### Listing

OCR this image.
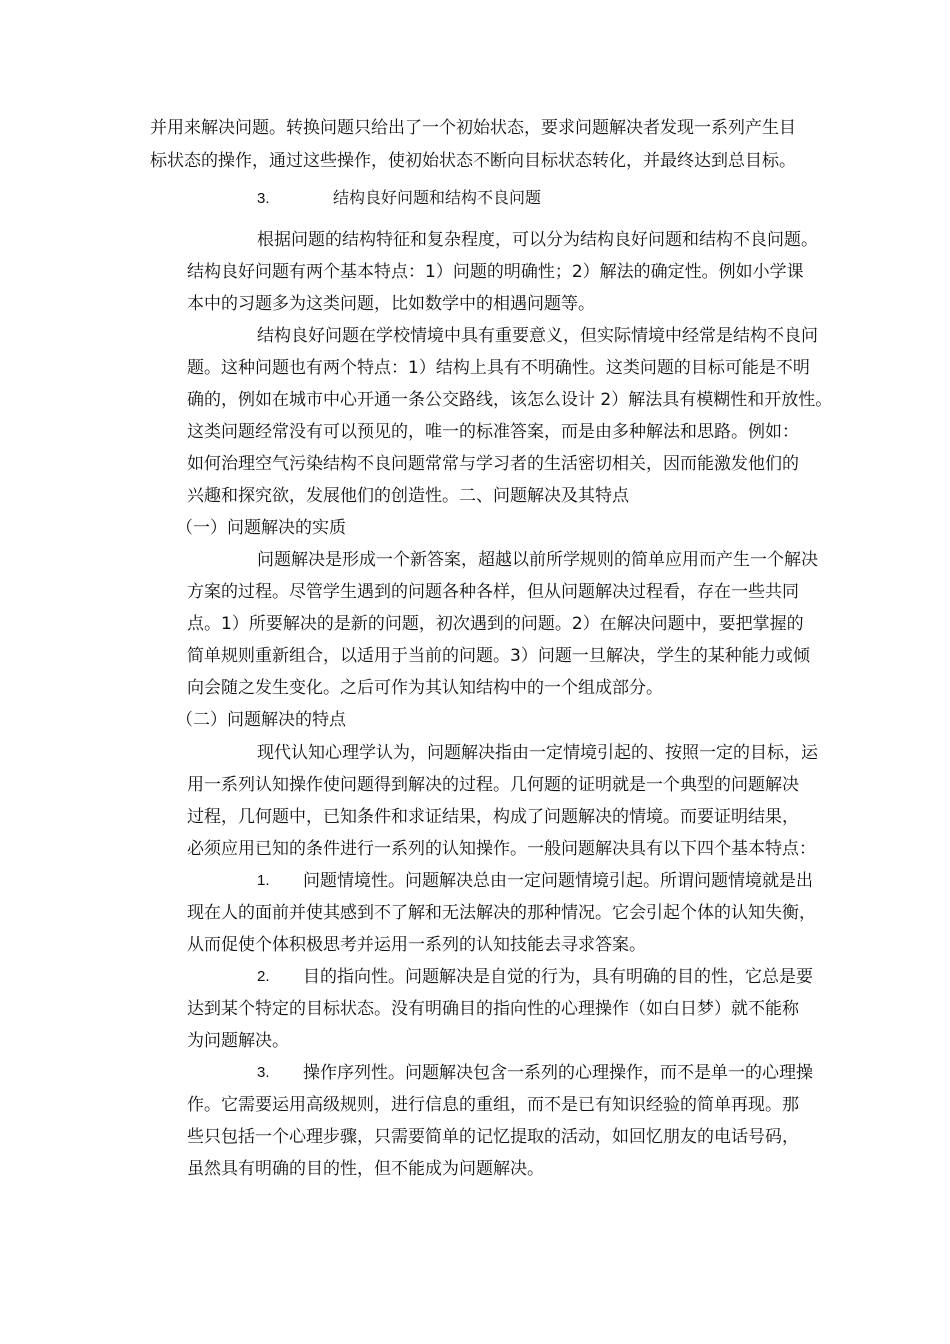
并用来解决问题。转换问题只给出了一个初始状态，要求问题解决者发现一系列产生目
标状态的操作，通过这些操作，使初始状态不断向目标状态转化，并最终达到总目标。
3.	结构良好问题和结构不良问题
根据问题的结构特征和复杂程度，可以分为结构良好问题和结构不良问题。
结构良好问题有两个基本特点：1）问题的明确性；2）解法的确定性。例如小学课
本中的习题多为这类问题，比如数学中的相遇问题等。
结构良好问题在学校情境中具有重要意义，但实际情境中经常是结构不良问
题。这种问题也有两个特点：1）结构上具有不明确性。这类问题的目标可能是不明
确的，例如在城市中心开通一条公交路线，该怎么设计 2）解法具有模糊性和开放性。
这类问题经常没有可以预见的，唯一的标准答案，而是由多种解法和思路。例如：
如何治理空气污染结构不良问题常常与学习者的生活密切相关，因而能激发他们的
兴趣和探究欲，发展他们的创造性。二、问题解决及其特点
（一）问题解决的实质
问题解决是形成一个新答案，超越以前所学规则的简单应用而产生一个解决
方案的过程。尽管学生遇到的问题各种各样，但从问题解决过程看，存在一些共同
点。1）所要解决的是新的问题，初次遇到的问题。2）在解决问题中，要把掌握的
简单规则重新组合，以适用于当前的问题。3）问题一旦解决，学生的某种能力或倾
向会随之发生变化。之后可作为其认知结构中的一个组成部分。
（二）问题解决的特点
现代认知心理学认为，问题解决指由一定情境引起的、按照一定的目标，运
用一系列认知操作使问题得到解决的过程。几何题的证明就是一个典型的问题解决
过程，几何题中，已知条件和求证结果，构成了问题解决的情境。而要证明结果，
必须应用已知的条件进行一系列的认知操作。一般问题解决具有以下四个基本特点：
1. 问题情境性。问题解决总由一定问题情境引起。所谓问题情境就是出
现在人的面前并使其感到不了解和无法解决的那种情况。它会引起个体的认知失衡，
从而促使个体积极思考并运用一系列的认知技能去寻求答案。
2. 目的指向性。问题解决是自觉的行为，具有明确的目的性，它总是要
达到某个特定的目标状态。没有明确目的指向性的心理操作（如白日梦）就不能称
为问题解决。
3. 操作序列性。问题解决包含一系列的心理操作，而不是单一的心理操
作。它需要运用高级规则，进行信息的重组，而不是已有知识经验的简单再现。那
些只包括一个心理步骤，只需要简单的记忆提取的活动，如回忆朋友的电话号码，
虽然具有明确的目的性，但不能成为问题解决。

######
### Listing

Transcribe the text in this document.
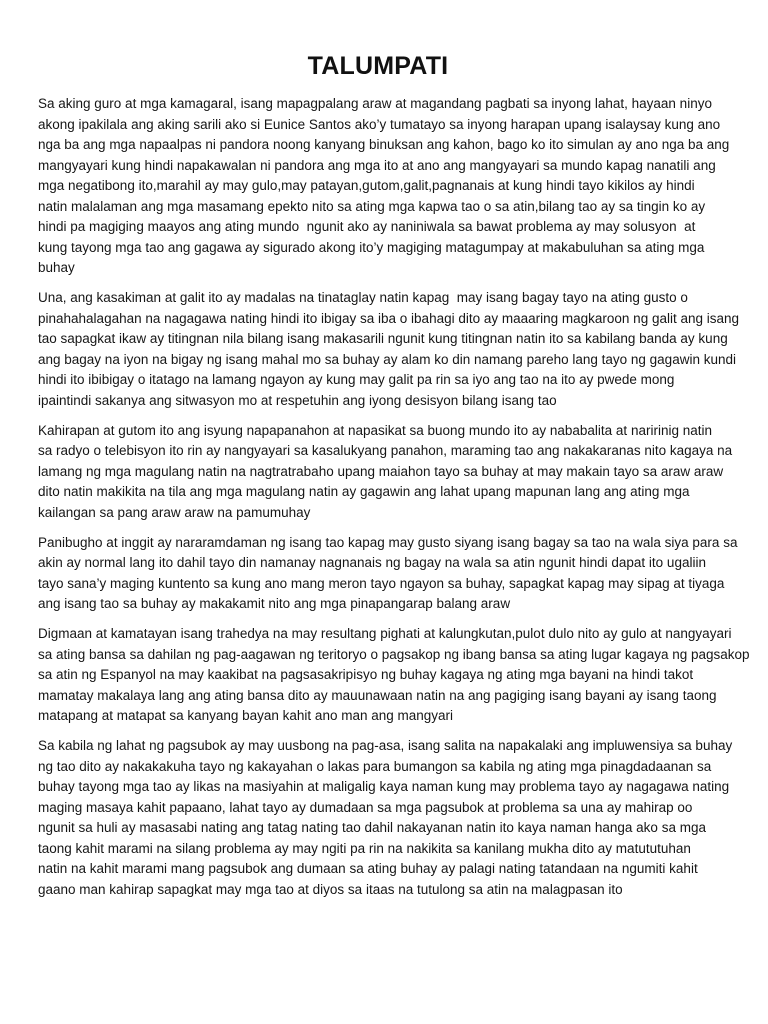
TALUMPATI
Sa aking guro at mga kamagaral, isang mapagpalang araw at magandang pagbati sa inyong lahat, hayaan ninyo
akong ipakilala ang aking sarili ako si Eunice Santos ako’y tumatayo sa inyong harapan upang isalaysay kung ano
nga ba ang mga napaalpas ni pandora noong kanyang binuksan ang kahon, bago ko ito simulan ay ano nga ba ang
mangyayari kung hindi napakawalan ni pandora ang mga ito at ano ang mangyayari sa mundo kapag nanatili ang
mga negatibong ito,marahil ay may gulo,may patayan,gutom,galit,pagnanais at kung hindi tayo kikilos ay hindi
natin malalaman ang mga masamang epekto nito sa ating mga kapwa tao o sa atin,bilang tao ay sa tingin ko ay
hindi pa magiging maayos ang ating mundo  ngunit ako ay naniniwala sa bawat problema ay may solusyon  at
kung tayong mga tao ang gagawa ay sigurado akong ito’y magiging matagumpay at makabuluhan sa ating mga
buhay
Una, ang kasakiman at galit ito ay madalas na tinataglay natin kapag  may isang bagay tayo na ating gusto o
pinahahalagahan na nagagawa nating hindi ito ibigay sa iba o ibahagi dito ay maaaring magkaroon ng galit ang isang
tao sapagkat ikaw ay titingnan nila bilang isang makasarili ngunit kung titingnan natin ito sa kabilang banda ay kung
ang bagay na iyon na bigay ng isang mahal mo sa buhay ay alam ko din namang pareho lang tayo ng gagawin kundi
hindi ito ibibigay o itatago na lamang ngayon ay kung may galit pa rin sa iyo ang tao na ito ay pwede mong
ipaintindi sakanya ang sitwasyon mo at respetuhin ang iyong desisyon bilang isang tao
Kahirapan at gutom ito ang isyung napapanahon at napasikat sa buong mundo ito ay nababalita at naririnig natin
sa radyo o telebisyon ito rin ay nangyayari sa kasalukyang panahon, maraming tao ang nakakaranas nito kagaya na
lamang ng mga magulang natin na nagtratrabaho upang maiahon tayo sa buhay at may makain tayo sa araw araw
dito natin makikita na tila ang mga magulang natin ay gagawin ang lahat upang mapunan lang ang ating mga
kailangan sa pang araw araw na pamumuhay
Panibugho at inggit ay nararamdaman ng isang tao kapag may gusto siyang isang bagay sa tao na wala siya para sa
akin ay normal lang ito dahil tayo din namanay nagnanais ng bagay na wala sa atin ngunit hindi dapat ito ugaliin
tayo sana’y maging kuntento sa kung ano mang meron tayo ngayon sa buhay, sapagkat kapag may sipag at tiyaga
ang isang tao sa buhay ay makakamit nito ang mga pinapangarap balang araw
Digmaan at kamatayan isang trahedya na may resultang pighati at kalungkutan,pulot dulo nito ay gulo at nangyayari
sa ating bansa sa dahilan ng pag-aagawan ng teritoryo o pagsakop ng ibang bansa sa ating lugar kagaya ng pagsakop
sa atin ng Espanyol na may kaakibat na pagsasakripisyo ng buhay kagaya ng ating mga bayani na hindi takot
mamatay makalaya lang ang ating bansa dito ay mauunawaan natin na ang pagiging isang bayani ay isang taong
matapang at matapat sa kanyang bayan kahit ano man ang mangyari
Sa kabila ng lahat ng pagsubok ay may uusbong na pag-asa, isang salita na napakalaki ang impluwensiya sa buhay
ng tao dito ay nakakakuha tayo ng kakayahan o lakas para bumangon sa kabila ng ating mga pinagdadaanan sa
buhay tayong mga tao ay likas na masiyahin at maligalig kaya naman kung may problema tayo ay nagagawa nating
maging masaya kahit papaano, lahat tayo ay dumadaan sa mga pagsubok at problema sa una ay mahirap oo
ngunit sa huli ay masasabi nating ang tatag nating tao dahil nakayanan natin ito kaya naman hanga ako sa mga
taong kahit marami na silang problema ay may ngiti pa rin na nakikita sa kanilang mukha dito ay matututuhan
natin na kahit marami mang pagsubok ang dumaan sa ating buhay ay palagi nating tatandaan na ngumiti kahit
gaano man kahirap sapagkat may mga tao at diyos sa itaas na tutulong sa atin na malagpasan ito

######

Given problem:
Looking at the data above, show all lines where the word "this" occurs.

Answer:
OCR this image.
Transcribe the text in this document.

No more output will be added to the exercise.